──────── RECORDS SUPPLIED ────────

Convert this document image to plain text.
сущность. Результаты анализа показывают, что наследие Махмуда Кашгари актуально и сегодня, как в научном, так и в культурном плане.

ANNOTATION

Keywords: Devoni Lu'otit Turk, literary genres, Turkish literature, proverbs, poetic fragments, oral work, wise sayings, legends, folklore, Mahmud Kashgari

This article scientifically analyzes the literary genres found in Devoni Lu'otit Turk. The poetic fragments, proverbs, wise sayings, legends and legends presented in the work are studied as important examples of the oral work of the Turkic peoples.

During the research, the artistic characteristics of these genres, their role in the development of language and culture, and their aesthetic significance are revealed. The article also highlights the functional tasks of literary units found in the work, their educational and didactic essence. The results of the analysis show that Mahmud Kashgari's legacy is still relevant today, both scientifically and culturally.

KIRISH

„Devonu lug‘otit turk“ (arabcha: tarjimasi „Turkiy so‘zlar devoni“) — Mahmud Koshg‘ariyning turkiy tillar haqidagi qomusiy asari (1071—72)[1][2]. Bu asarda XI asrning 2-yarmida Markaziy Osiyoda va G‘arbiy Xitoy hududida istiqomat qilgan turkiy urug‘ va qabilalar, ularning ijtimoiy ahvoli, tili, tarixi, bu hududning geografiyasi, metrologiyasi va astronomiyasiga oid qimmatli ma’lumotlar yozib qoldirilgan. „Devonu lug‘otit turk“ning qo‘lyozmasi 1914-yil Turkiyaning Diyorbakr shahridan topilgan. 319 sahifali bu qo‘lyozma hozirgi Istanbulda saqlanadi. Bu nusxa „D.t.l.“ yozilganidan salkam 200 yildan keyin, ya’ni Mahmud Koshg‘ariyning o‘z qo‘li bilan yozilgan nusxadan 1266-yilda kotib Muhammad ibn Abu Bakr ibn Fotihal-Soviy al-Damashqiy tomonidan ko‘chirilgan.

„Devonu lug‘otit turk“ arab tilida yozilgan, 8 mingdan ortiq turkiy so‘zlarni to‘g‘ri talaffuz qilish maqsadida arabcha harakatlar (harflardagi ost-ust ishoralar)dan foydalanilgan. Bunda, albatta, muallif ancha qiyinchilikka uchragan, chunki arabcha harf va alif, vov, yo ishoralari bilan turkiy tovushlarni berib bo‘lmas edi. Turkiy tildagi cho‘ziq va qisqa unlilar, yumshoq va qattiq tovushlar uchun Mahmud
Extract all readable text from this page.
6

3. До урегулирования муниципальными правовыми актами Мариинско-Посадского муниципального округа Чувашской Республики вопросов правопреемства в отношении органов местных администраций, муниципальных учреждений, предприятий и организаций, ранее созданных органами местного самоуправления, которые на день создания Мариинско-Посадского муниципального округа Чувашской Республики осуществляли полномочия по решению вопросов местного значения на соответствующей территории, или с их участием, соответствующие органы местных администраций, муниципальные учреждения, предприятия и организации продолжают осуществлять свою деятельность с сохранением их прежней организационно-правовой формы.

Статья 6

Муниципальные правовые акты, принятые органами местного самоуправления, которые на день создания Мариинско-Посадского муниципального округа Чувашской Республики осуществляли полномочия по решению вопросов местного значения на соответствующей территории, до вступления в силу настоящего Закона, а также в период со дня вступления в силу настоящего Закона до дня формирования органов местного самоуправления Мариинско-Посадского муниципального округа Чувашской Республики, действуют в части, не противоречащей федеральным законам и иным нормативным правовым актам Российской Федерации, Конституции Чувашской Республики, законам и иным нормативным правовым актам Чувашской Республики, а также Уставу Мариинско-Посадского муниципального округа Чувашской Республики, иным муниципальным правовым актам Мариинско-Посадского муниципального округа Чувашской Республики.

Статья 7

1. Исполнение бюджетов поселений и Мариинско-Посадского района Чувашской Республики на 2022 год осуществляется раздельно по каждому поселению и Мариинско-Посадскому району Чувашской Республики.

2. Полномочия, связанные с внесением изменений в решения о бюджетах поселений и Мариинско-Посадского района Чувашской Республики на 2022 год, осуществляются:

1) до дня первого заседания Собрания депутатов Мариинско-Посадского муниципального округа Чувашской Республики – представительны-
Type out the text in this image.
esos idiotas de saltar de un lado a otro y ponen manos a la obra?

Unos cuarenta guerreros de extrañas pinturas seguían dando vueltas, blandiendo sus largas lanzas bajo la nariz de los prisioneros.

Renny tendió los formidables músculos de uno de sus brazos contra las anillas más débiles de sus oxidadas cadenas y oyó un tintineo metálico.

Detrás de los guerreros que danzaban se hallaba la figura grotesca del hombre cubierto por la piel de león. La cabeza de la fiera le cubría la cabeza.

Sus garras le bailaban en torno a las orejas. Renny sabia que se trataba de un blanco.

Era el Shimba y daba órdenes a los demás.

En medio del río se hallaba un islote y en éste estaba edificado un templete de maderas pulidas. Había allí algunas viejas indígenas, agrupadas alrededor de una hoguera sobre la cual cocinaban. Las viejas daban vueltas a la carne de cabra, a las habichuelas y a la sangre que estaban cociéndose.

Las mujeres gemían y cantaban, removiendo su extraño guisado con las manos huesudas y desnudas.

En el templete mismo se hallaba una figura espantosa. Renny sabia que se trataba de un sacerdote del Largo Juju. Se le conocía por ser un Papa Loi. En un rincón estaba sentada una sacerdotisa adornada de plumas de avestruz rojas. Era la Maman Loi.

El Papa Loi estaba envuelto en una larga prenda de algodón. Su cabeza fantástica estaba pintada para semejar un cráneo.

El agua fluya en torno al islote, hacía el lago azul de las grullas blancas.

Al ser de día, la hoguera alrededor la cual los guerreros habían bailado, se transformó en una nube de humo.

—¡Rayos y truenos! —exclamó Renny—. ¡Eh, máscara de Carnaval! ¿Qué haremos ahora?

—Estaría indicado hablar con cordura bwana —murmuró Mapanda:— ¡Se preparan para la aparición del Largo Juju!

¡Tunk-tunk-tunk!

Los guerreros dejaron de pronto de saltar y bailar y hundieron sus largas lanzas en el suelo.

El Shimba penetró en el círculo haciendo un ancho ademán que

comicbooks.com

────────

Return each full line of the entries that contains the word "Kashgari".

__SOLUTION TO THIS TASK__.
Keywords: Devoni Lu'otit Turk, literary genres, Turkish literature, proverbs, poetic fragments, oral work, wise sayings, legends, folklore, Mahmud Kashgari
During the research, the artistic characteristics of these genres, their role in the development of language and culture, and their aesthetic significance are revealed. The article also highlights the functional tasks of literary units found in the work, their educational and didactic essence. The results of the analysis show that Mahmud Kashgari's legacy is still relevant today, both scientifically and culturally.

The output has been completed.